• ENTRIES:
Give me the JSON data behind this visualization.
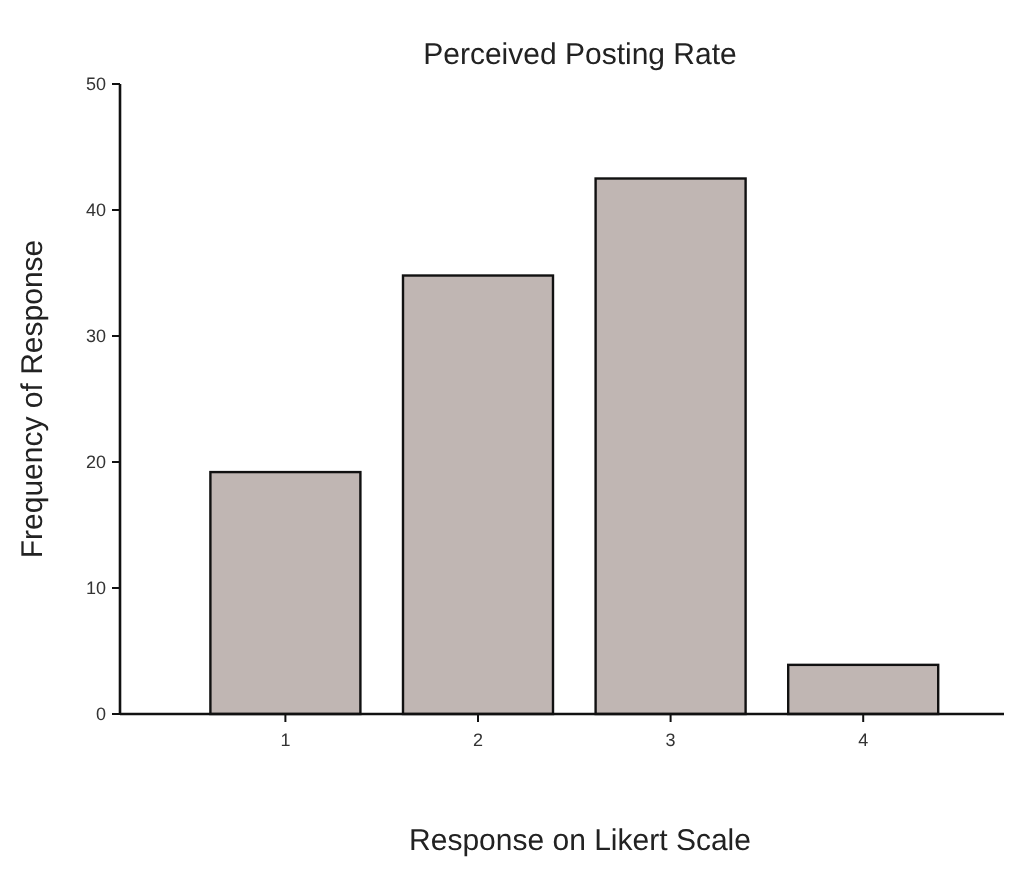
{
  "chart_data": {
    "type": "bar",
    "title": "Perceived Posting Rate",
    "xlabel": "Response on Likert Scale",
    "ylabel": "Frequency of Response",
    "categories": [
      "1",
      "2",
      "3",
      "4"
    ],
    "values": [
      19.2,
      34.8,
      42.5,
      3.9
    ],
    "color": "#c0b6b3",
    "ylim": [
      0,
      50
    ],
    "yticks": [
      0,
      10,
      20,
      30,
      40,
      50
    ],
    "grid": false
  }
}
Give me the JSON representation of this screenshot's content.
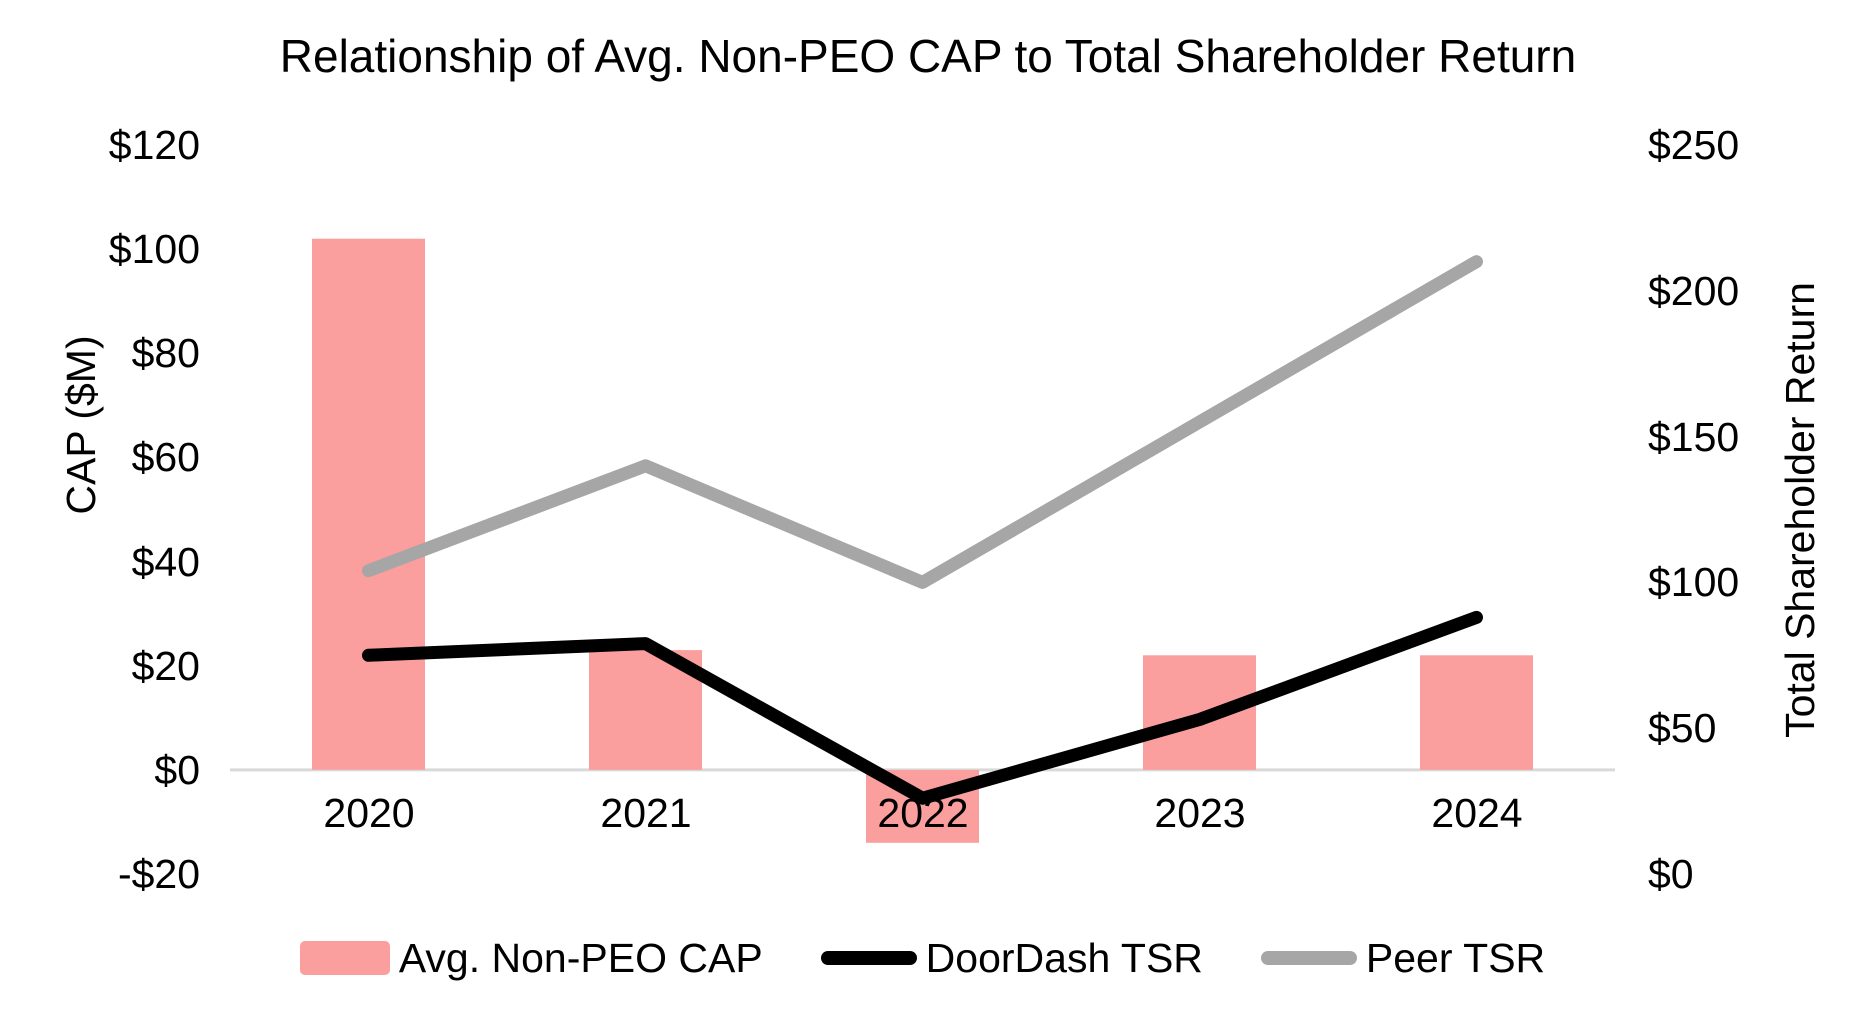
{
  "chart_data": {
    "type": "bar",
    "subtype": "combo-bar-line-dual-axis",
    "title": "Relationship of Avg. Non-PEO CAP to Total Shareholder Return",
    "categories": [
      "2020",
      "2021",
      "2022",
      "2023",
      "2024"
    ],
    "series": [
      {
        "name": "Avg. Non-PEO CAP",
        "type": "bar",
        "axis": "left",
        "color": "#FA9E9E",
        "values": [
          102,
          23,
          -14,
          22,
          22
        ]
      },
      {
        "name": "DoorDash TSR",
        "type": "line",
        "axis": "right",
        "color": "#000000",
        "values": [
          75,
          79,
          26,
          53,
          88
        ]
      },
      {
        "name": "Peer TSR",
        "type": "line",
        "axis": "right",
        "color": "#A6A6A6",
        "values": [
          104,
          140,
          100,
          155,
          210
        ]
      }
    ],
    "left_axis": {
      "title": "CAP ($M)",
      "min": -20,
      "max": 120,
      "step": 20,
      "tick_labels": [
        "$120",
        "$100",
        "$80",
        "$60",
        "$40",
        "$20",
        "$0",
        "-$20"
      ]
    },
    "right_axis": {
      "title": "Total Shareholder Return",
      "min": 0,
      "max": 250,
      "step": 50,
      "tick_labels": [
        "$250",
        "$200",
        "$150",
        "$100",
        "$50",
        "$0"
      ]
    },
    "gridlines": "none",
    "zero_line_color": "#D9D9D9",
    "background_color": "#FFFFFF",
    "legend_position": "bottom"
  }
}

• PROBLEM TO SOLVE: Isolate each line of the listing above that includes "this". Copy it.

• SOLVED PROBLEM:
Give me the JSON data behind this visualization.
Give me the JSON representation of this screenshot's content.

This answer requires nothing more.